Dataset items
--------------------

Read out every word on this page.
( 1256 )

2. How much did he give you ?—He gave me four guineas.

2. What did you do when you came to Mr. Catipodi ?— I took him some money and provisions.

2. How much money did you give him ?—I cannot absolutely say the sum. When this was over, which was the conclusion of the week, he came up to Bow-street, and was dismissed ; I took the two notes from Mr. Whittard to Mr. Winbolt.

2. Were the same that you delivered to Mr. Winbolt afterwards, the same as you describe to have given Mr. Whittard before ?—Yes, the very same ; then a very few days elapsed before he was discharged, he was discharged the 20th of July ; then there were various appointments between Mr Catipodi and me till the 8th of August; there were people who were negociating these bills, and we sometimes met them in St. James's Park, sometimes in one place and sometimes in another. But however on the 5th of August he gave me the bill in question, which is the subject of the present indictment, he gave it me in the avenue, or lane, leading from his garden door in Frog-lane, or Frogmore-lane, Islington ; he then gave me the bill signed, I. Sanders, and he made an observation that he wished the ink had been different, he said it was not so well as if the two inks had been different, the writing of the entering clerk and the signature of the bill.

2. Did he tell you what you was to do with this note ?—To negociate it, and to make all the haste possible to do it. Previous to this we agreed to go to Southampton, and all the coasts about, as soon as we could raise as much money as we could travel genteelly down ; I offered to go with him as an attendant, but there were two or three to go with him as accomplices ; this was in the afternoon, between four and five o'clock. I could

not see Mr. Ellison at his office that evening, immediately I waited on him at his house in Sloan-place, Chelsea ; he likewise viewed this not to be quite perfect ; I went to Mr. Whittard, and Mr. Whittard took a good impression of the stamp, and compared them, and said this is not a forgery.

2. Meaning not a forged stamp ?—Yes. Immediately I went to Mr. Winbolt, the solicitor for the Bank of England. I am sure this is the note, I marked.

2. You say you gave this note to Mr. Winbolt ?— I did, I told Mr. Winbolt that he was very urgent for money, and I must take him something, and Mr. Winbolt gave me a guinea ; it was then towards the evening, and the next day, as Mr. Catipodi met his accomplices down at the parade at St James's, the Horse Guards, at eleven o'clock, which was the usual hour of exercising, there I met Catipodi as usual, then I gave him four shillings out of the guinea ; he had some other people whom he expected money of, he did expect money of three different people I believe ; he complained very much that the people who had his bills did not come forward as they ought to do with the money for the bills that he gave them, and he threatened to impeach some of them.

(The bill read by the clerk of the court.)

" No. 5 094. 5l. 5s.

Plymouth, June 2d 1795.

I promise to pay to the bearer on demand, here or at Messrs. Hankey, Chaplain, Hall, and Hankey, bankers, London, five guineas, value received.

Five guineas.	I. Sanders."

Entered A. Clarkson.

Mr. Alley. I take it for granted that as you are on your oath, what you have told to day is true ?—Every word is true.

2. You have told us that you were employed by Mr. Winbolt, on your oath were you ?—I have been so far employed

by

--------------------

Work to complete: Copy each line above that contains the word "your".

Full response:
Mr. Alley. I take it for granted that as you are on your oath, what you have told to day is true ?—Every word is true.
2. You have told us that you were employed by Mr. Winbolt, on your oath were you ?—I have been so far employed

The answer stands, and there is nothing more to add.